__EXERCISE REQUIREMENTS__.
Pick out all lines with the word "then" from the records that follow.

-- begin MATERIALS PROVIDED --

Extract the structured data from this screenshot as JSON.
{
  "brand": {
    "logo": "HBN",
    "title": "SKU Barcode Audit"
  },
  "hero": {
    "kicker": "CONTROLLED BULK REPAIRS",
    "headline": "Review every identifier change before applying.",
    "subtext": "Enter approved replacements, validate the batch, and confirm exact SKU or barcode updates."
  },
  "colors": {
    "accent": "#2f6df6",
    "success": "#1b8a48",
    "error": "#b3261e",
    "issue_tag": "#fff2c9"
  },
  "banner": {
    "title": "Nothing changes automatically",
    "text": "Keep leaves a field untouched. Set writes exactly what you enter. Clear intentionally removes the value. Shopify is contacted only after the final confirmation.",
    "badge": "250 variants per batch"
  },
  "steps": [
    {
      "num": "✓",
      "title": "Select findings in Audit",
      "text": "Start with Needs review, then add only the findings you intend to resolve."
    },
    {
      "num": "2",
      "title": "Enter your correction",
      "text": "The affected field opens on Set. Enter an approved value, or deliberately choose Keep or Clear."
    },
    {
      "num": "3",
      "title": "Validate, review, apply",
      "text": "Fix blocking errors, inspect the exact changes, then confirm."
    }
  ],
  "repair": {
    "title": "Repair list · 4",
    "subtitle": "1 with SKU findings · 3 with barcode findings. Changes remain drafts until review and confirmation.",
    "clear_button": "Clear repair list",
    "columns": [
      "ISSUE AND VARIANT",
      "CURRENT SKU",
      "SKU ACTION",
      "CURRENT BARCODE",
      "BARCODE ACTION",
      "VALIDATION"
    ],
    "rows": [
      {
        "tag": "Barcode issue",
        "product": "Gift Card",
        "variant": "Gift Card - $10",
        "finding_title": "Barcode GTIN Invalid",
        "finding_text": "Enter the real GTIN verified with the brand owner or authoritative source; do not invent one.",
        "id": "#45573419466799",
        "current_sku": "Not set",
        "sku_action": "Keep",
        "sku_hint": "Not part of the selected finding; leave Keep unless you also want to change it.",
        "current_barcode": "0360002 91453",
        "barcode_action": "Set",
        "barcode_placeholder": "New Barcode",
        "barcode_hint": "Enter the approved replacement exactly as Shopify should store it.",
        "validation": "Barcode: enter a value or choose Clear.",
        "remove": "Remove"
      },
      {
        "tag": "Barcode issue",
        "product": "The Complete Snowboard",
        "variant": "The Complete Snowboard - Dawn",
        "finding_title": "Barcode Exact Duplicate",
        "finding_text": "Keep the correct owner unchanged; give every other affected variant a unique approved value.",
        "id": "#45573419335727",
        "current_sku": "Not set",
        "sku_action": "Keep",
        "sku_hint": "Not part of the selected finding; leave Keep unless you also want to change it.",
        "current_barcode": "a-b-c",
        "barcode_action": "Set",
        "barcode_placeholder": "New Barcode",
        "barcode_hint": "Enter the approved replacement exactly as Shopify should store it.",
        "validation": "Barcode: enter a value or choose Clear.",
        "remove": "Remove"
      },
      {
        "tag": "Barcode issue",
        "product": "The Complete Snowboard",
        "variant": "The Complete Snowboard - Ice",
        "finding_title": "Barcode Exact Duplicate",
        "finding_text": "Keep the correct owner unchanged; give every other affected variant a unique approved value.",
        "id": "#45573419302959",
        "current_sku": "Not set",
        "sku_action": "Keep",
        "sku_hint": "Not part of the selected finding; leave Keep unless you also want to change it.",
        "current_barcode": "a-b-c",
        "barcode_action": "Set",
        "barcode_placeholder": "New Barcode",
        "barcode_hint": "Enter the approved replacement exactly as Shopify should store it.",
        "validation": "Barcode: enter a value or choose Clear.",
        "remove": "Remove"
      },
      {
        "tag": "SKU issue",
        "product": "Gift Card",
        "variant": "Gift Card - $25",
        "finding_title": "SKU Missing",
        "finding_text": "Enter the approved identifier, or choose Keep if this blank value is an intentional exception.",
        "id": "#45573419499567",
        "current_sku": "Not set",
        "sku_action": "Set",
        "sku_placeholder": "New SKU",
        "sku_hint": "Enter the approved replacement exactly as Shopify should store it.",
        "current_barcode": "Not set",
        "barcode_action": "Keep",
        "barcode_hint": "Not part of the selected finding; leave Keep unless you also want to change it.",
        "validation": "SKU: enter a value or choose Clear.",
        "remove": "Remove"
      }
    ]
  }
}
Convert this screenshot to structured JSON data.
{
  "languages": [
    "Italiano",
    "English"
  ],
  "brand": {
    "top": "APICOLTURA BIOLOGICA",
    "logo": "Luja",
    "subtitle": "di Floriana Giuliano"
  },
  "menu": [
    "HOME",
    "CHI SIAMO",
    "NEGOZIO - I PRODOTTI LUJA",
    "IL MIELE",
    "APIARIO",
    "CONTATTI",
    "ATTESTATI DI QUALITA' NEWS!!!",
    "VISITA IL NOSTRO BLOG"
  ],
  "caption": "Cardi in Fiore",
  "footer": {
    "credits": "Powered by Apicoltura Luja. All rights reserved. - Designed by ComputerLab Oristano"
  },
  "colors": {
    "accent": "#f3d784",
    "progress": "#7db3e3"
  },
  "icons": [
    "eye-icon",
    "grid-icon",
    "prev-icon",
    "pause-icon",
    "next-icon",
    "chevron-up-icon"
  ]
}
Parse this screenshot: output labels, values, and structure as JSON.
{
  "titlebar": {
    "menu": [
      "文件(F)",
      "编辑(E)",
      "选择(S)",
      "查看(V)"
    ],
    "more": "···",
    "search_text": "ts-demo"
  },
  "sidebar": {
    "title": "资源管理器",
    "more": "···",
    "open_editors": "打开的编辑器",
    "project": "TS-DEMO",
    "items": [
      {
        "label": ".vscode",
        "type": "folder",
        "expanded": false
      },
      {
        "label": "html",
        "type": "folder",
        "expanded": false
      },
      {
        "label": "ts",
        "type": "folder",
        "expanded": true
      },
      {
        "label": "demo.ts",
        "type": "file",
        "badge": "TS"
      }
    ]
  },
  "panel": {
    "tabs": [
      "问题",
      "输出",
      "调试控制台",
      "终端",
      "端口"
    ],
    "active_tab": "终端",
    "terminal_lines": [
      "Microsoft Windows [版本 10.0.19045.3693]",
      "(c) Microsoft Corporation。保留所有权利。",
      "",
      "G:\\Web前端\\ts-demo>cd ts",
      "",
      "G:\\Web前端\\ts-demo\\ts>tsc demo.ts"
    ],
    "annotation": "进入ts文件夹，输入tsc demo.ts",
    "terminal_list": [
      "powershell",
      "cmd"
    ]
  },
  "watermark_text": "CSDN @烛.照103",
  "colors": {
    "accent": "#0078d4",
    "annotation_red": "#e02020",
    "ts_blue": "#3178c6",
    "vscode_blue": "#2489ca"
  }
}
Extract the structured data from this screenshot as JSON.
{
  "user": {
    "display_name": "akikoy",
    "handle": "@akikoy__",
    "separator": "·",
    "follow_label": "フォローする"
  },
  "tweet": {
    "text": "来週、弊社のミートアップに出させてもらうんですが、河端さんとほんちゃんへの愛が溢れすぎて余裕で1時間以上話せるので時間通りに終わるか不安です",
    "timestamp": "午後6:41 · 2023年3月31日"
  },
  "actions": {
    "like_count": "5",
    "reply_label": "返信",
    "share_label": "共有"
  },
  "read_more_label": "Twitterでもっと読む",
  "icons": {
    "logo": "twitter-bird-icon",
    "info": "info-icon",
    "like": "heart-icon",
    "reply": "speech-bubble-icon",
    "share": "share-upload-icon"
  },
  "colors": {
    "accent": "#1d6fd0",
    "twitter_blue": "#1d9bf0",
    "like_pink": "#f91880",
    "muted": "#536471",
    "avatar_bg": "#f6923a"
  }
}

-- end MATERIALS PROVIDED --

__EXERCISE SOLUTION__.
      "text": "Start with Needs review, then add only the findings you intend to resolve."
      "text": "Fix blocking errors, inspect the exact changes, then confirm."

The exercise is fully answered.